[Chart and figure data]
━━━━━━

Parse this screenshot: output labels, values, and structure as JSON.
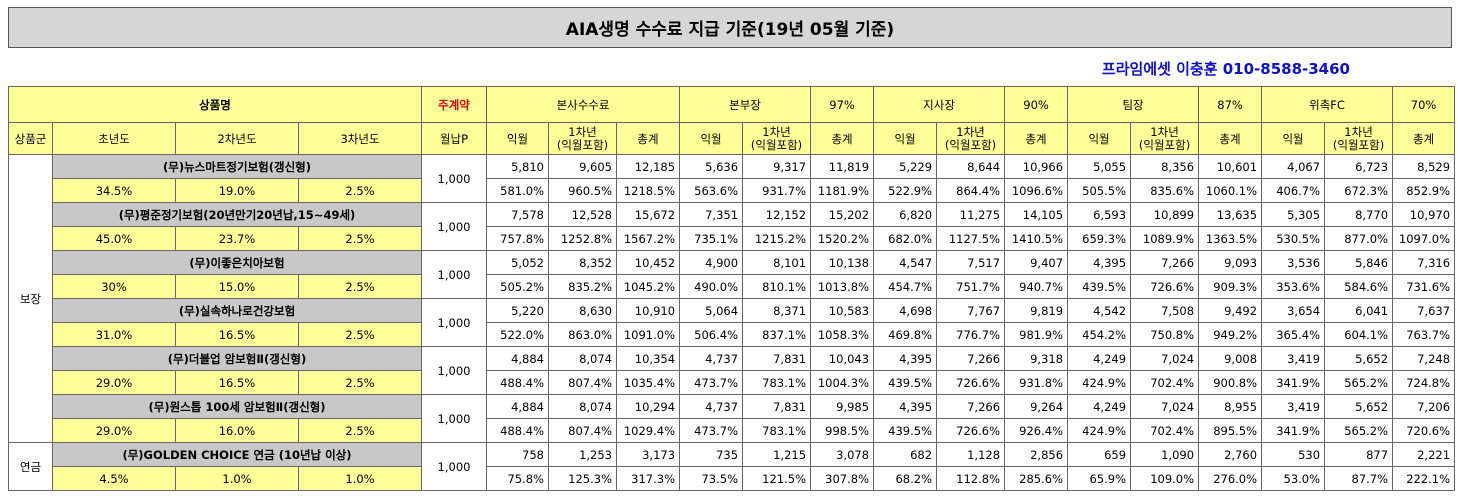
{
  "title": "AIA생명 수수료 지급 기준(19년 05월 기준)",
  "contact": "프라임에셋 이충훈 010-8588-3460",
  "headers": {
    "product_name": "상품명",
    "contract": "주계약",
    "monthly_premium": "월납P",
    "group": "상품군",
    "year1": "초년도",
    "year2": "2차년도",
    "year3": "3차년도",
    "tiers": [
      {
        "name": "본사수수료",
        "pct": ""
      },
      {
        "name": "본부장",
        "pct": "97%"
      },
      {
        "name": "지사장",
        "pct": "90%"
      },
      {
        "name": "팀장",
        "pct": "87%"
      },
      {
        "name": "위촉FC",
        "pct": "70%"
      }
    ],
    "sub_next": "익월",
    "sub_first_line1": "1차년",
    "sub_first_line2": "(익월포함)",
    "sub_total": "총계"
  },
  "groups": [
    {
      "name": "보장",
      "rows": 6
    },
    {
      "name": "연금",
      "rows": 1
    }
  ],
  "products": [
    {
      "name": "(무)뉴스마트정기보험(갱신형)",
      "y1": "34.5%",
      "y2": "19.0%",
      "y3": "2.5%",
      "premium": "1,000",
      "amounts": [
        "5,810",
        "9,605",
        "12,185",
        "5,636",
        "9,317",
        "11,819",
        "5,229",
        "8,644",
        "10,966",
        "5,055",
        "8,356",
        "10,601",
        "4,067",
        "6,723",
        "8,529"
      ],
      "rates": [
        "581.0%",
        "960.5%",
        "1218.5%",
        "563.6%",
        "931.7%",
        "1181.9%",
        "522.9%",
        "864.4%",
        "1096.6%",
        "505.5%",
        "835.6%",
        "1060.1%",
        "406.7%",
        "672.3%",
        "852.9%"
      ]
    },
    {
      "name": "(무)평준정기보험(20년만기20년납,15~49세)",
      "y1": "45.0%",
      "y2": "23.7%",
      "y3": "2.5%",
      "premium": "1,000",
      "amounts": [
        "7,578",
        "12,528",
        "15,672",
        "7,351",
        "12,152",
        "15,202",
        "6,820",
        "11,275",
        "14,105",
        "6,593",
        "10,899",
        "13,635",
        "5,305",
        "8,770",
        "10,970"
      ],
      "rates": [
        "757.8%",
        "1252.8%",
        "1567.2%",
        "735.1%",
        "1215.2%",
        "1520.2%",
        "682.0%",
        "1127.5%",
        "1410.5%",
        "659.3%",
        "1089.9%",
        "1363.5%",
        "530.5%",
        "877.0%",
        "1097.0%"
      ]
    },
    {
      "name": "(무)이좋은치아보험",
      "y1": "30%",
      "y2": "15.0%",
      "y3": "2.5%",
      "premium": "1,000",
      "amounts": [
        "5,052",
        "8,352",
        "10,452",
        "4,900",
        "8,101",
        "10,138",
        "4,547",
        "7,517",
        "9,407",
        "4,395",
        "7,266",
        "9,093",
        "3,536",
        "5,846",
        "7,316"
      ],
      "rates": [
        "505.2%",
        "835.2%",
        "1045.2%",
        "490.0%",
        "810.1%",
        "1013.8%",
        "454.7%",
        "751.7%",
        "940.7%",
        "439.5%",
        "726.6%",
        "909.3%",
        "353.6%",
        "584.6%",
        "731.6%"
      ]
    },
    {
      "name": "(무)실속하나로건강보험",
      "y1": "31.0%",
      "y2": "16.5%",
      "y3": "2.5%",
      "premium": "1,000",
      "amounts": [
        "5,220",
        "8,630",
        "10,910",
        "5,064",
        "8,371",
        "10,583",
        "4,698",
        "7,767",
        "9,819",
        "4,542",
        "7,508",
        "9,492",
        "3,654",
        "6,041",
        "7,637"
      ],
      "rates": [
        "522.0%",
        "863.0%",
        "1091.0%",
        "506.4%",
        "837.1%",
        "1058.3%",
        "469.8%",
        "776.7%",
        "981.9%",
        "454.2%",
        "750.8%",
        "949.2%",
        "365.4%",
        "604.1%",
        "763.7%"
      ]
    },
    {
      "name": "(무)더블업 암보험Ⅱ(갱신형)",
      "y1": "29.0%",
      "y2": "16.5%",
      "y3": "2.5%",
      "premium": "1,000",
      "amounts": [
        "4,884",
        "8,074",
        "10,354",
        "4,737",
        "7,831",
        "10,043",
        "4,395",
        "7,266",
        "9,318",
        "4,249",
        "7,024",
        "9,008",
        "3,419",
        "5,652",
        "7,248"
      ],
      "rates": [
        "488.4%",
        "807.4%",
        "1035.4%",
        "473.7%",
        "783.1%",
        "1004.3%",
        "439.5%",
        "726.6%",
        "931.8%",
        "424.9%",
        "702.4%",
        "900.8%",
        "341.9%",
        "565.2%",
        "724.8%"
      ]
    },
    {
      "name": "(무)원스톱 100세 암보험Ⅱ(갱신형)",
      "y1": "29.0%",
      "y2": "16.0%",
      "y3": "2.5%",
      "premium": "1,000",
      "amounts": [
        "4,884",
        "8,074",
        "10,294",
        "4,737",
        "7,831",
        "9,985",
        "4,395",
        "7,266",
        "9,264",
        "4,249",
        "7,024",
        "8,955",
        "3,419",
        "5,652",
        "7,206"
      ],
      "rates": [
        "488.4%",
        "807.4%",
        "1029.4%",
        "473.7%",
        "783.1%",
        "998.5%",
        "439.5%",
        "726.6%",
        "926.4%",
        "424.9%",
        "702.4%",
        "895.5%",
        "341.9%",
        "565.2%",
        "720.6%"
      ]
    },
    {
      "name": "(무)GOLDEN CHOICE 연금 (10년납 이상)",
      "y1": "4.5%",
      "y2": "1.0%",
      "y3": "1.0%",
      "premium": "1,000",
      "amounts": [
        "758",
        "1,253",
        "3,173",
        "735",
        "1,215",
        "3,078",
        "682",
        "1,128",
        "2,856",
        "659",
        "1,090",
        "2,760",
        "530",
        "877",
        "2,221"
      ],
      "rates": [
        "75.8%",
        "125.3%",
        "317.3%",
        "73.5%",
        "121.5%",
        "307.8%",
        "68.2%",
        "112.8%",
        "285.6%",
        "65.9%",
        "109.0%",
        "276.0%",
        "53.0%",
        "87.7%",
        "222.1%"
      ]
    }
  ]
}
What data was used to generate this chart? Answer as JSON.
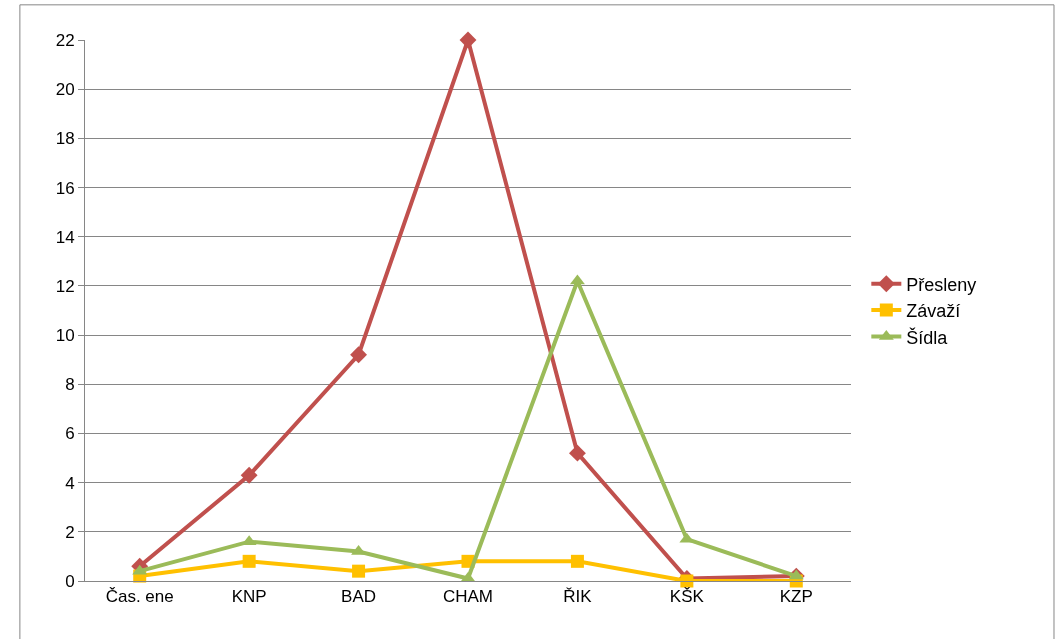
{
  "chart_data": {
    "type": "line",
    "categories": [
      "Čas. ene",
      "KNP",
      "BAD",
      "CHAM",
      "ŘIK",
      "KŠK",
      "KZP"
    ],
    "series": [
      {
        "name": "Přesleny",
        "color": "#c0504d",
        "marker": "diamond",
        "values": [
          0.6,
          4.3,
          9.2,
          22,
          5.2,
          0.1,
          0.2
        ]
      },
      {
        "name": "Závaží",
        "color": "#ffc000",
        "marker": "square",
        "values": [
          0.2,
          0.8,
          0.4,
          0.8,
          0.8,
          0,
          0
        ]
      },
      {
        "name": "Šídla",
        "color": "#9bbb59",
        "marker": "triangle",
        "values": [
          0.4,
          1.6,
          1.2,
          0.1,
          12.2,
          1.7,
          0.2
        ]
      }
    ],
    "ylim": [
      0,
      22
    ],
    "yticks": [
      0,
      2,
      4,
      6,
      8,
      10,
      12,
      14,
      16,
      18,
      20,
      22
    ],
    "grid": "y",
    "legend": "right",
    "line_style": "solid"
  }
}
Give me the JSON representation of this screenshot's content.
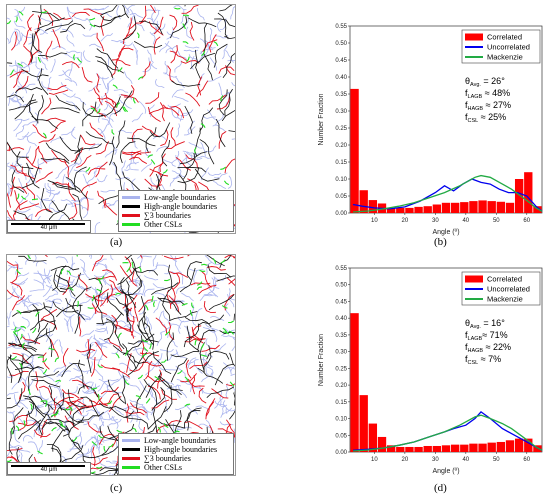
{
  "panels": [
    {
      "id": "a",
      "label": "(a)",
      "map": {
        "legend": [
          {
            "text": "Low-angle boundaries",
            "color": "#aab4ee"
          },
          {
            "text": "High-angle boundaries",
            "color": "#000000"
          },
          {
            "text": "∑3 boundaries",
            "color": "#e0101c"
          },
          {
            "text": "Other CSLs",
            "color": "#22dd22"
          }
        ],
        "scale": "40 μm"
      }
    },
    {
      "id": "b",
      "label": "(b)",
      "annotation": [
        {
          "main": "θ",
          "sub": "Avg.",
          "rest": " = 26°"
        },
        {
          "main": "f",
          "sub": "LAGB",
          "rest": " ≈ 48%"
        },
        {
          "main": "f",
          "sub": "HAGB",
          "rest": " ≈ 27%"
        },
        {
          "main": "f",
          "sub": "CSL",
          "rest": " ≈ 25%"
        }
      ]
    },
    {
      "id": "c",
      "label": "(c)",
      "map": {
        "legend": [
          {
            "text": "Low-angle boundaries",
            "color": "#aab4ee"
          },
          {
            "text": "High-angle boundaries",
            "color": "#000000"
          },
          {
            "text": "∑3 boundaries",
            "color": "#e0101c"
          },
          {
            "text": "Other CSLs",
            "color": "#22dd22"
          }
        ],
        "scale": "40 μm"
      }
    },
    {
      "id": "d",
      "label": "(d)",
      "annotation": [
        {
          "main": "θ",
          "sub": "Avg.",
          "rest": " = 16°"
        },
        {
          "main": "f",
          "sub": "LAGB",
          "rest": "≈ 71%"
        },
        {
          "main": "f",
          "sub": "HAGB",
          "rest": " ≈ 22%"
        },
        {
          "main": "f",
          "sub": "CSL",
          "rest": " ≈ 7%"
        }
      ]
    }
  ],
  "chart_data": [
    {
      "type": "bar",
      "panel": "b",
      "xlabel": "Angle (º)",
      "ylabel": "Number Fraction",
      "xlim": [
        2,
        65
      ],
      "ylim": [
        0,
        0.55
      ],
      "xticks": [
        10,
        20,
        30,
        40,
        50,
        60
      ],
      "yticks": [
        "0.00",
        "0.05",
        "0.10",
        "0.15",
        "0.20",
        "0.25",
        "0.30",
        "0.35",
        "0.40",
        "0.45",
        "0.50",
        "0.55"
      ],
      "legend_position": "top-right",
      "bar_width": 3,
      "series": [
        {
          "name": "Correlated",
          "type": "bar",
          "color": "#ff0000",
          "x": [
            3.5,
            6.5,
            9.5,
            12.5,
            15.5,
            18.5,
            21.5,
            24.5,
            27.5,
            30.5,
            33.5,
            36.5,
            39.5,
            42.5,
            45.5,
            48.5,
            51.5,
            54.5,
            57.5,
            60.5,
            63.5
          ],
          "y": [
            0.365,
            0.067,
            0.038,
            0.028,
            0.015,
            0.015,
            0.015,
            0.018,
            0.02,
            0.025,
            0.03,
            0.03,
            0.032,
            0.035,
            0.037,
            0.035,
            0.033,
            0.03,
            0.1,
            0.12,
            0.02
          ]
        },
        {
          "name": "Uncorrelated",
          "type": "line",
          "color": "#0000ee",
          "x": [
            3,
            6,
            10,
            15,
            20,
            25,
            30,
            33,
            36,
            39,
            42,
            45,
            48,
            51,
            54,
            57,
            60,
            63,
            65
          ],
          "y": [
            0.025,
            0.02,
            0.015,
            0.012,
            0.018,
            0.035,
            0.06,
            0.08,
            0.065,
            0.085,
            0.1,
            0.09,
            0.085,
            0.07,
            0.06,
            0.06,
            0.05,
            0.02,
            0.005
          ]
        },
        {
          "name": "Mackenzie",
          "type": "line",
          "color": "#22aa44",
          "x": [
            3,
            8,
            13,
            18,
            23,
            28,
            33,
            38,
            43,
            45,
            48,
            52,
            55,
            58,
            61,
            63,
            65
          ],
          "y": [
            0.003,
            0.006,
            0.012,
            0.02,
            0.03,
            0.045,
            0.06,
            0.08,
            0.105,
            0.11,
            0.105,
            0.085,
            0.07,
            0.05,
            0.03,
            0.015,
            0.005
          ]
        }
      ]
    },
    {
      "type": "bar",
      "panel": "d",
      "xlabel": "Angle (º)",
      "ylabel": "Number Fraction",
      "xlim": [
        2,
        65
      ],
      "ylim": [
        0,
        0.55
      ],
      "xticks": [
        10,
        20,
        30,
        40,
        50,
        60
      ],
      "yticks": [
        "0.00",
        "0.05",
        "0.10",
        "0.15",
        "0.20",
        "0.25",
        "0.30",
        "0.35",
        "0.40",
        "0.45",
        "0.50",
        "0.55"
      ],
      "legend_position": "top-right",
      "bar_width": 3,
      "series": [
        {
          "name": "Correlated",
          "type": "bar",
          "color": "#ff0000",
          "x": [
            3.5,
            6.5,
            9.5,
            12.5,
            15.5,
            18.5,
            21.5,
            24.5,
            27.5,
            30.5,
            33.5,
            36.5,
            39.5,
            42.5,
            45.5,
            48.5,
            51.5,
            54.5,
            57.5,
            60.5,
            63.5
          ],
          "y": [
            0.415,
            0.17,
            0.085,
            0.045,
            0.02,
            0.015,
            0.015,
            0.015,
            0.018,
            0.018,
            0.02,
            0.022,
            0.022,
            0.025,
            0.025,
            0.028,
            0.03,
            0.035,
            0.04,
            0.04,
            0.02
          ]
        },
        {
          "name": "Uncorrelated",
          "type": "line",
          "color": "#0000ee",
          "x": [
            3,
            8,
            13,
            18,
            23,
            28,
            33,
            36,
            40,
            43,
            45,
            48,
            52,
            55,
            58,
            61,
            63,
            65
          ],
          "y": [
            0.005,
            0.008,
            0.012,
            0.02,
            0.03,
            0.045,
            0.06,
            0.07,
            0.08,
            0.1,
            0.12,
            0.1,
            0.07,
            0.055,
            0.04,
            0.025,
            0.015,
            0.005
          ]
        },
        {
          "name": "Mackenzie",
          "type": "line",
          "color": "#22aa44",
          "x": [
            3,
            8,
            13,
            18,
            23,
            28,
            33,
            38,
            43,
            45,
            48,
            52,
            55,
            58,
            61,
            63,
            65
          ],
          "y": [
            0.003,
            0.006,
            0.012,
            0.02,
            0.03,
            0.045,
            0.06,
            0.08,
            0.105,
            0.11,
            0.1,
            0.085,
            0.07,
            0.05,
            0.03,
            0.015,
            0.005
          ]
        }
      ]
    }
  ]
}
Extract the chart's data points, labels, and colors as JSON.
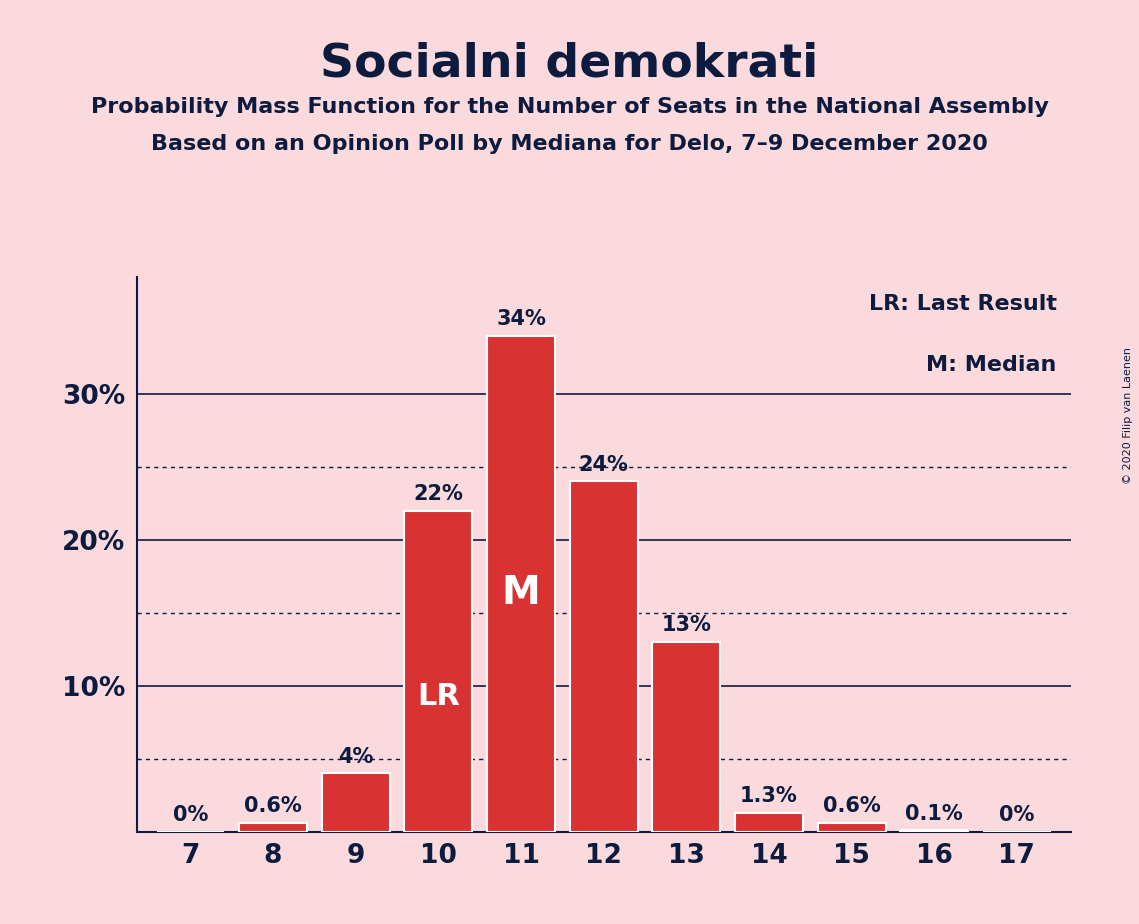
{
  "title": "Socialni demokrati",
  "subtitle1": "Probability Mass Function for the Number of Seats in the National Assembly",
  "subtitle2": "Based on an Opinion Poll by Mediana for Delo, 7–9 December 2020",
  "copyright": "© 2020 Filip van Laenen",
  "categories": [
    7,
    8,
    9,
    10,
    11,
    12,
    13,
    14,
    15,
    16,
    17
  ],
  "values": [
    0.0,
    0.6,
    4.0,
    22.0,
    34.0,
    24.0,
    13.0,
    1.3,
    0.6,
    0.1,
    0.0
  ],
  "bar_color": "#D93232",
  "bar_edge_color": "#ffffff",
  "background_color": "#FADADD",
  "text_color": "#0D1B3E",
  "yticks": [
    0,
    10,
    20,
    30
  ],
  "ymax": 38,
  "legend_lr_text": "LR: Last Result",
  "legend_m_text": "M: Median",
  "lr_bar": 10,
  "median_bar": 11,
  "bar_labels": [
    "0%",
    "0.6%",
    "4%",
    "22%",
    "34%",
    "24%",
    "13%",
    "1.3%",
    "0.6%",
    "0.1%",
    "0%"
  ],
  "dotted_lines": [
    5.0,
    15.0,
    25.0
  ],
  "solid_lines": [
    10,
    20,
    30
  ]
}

━━━━━━

▶ [TASK DIRECTIONS]: Write out exactly the lines from the line containing "Extract the chart's" through the last line of the listing above, please, and leave out any pictures.

▶ [FULL OUTPUT]:
Extract the chart's data points, labels, and colors as JSON.
{
  "title": "Socialni demokrati",
  "subtitle1": "Probability Mass Function for the Number of Seats in the National Assembly",
  "subtitle2": "Based on an Opinion Poll by Mediana for Delo, 7–9 December 2020",
  "copyright": "© 2020 Filip van Laenen",
  "categories": [
    7,
    8,
    9,
    10,
    11,
    12,
    13,
    14,
    15,
    16,
    17
  ],
  "values": [
    0.0,
    0.6,
    4.0,
    22.0,
    34.0,
    24.0,
    13.0,
    1.3,
    0.6,
    0.1,
    0.0
  ],
  "bar_color": "#D93232",
  "bar_edge_color": "#ffffff",
  "background_color": "#FADADD",
  "text_color": "#0D1B3E",
  "yticks": [
    0,
    10,
    20,
    30
  ],
  "ymax": 38,
  "legend_lr_text": "LR: Last Result",
  "legend_m_text": "M: Median",
  "lr_bar": 10,
  "median_bar": 11,
  "bar_labels": [
    "0%",
    "0.6%",
    "4%",
    "22%",
    "34%",
    "24%",
    "13%",
    "1.3%",
    "0.6%",
    "0.1%",
    "0%"
  ],
  "dotted_lines": [
    5.0,
    15.0,
    25.0
  ],
  "solid_lines": [
    10,
    20,
    30
  ]
}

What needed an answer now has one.